What the task asks: From the entries that follow, list every line in which the string "keskustelun" appears.
-- START OF Material for this exercise --
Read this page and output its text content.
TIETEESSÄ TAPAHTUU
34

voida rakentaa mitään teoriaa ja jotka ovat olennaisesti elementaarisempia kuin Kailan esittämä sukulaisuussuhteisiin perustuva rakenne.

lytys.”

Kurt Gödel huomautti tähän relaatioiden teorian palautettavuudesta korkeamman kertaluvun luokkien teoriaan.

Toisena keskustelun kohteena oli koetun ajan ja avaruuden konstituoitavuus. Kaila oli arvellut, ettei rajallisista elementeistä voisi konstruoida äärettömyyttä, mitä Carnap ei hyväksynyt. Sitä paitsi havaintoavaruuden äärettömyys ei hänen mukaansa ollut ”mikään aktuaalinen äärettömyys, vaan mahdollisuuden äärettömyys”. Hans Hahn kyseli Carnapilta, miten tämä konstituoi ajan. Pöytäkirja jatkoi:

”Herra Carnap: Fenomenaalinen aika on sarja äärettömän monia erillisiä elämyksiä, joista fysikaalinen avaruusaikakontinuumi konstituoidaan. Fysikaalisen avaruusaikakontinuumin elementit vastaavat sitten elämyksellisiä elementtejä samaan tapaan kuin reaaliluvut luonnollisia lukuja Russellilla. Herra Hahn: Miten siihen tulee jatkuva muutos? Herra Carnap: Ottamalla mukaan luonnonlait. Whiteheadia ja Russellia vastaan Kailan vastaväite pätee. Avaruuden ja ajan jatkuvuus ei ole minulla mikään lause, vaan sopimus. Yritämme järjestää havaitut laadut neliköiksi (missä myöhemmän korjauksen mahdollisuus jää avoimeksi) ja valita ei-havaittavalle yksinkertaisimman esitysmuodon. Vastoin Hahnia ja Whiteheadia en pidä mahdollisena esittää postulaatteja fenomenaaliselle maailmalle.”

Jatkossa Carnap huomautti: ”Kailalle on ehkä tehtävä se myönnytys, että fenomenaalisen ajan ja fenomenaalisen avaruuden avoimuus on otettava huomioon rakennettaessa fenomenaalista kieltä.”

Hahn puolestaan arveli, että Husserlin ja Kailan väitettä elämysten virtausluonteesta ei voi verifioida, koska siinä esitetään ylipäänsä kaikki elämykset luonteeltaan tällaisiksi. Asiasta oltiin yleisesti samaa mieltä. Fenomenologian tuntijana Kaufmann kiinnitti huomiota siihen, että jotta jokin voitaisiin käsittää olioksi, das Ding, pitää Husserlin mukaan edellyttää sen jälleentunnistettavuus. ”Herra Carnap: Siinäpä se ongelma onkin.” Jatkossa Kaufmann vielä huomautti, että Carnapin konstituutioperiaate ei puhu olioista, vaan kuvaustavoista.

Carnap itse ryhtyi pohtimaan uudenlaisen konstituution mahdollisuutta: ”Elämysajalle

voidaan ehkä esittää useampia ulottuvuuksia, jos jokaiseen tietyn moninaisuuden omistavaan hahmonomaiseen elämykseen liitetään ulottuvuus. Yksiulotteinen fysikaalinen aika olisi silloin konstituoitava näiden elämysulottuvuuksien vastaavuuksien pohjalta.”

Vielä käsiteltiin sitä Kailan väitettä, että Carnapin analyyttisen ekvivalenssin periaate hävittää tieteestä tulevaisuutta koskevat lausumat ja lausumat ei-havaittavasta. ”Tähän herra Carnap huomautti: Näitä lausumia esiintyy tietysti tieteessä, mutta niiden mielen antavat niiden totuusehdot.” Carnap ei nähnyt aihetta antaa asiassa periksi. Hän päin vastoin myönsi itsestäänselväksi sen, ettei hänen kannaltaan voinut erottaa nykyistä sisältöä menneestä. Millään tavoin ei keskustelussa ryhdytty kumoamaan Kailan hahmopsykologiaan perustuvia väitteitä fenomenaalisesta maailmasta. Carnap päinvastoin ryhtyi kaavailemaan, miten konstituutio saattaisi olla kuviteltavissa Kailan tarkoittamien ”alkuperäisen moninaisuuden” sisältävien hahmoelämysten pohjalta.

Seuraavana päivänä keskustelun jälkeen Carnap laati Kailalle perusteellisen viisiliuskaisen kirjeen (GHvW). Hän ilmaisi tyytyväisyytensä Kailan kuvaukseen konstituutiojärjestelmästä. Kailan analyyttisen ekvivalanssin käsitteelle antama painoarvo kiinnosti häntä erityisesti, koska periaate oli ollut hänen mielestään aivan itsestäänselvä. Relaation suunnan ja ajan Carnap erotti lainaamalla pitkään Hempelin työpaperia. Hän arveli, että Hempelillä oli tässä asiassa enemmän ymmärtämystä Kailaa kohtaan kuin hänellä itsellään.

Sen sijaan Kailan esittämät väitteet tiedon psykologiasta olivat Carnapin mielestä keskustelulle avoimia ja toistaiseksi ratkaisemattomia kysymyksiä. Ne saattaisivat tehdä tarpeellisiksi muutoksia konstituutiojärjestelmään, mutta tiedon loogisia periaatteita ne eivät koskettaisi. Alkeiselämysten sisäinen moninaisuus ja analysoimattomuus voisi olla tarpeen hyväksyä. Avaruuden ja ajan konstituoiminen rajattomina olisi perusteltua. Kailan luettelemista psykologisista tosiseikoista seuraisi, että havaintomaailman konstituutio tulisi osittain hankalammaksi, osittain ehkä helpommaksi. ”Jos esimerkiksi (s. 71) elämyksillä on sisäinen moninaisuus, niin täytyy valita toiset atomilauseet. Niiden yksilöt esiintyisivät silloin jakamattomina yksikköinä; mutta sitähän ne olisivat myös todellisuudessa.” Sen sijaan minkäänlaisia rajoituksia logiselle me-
-- END OF Material for this exercise --
Correct output:
Toisena keskustelun kohteena oli koetun ajan ja avaruuden konstituoitavuus. Kaila oli arvellut, ettei rajallisista elementeistä voisi konstruoida äärettömyyttä, mitä Carnap ei hyväksynyt. Sitä paitsi havaintoavaruuden äärettömyys ei hänen mukaansa ollut ”mikään aktuaalinen äärettömyys, vaan mahdollisuuden äärettömyys”. Hans Hahn kyseli Carnapilta, miten tämä konstituoi ajan. Pöytäkirja jatkoi:
Seuraavana päivänä keskustelun jälkeen Carnap laati Kailalle perusteellisen viisiliuskaisen kirjeen (GHvW). Hän ilmaisi tyytyväisyytensä Kailan kuvaukseen konstituutiojärjestelmästä. Kailan analyyttisen ekvivalanssin käsitteelle antama painoarvo kiinnosti häntä erityisesti, koska periaate oli ollut hänen mielestään aivan itsestäänselvä. Relaation suunnan ja ajan Carnap erotti lainaamalla pitkään Hempelin työpaperia. Hän arveli, että Hempelillä oli tässä asiassa enemmän ymmärtämystä Kailaa kohtaan kuin hänellä itsellään.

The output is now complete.